▸ **Stated exercise**:
Write out the material exactly, without any of its pictures.

▸ **Structured figure records**:
::::
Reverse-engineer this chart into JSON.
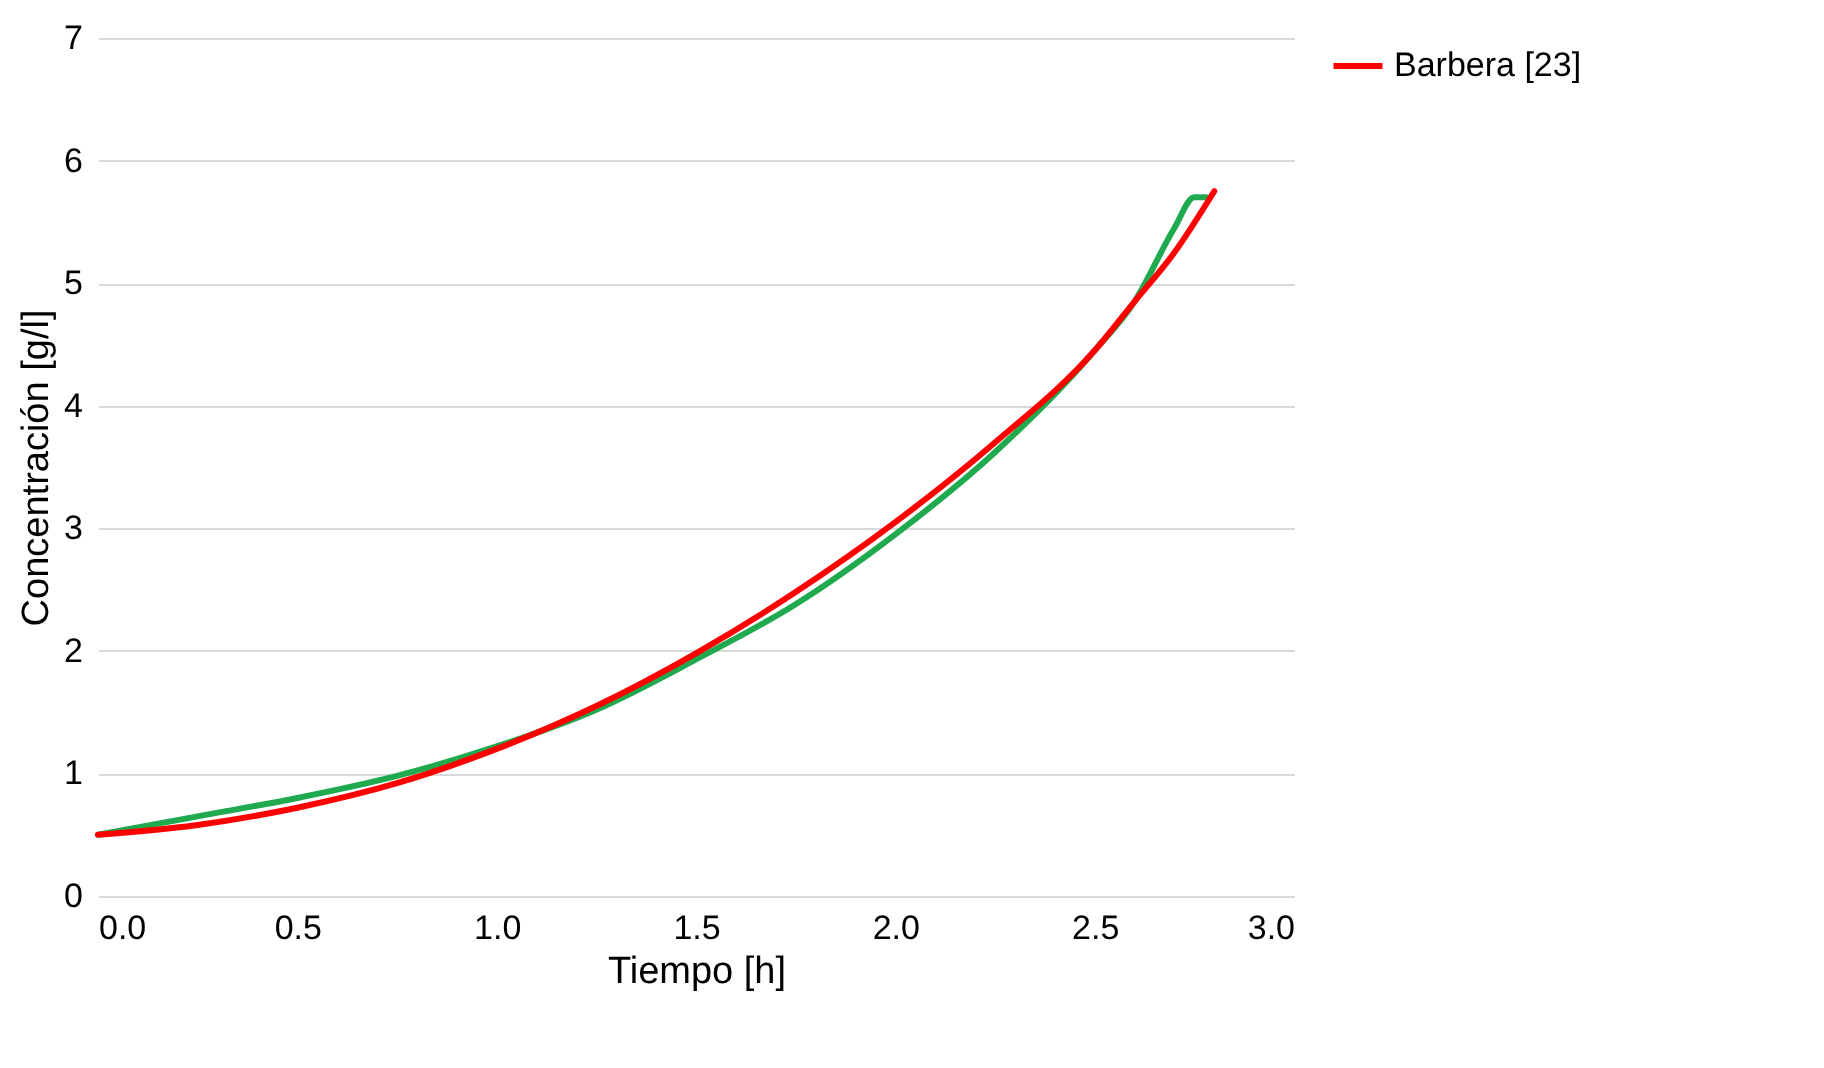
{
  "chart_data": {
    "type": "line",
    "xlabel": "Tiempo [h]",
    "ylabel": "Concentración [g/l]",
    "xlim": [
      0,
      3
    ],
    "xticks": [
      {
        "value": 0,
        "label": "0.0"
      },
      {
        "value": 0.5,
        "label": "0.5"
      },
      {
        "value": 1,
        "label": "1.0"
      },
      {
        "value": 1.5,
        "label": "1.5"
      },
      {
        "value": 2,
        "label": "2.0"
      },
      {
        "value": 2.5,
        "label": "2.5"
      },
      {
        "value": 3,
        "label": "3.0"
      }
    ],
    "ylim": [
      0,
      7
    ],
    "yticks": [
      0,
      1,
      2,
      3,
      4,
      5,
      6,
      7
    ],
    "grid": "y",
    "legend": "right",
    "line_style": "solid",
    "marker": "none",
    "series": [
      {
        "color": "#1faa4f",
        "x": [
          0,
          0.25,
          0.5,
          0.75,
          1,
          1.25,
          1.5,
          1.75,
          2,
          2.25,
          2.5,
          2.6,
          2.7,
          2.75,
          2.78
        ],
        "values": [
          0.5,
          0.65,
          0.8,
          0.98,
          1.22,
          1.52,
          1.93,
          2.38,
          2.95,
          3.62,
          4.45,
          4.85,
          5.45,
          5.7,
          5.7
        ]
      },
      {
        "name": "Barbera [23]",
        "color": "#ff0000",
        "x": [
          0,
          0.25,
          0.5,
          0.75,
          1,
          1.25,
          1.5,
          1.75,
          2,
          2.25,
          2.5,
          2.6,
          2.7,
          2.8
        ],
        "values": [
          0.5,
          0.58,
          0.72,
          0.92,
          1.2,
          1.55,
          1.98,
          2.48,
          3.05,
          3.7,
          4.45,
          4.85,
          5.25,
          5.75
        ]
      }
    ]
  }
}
::::
▸ **Complete output**:
Reverse-engineer this chart into JSON.
{
  "chart_data": {
    "type": "line",
    "xlabel": "Tiempo [h]",
    "ylabel": "Concentración [g/l]",
    "xlim": [
      0,
      3
    ],
    "xticks": [
      {
        "value": 0,
        "label": "0.0"
      },
      {
        "value": 0.5,
        "label": "0.5"
      },
      {
        "value": 1,
        "label": "1.0"
      },
      {
        "value": 1.5,
        "label": "1.5"
      },
      {
        "value": 2,
        "label": "2.0"
      },
      {
        "value": 2.5,
        "label": "2.5"
      },
      {
        "value": 3,
        "label": "3.0"
      }
    ],
    "ylim": [
      0,
      7
    ],
    "yticks": [
      0,
      1,
      2,
      3,
      4,
      5,
      6,
      7
    ],
    "grid": "y",
    "legend": "right",
    "line_style": "solid",
    "marker": "none",
    "series": [
      {
        "color": "#1faa4f",
        "x": [
          0,
          0.25,
          0.5,
          0.75,
          1,
          1.25,
          1.5,
          1.75,
          2,
          2.25,
          2.5,
          2.6,
          2.7,
          2.75,
          2.78
        ],
        "values": [
          0.5,
          0.65,
          0.8,
          0.98,
          1.22,
          1.52,
          1.93,
          2.38,
          2.95,
          3.62,
          4.45,
          4.85,
          5.45,
          5.7,
          5.7
        ]
      },
      {
        "name": "Barbera [23]",
        "color": "#ff0000",
        "x": [
          0,
          0.25,
          0.5,
          0.75,
          1,
          1.25,
          1.5,
          1.75,
          2,
          2.25,
          2.5,
          2.6,
          2.7,
          2.8
        ],
        "values": [
          0.5,
          0.58,
          0.72,
          0.92,
          1.2,
          1.55,
          1.98,
          2.48,
          3.05,
          3.7,
          4.45,
          4.85,
          5.25,
          5.75
        ]
      }
    ]
  }
}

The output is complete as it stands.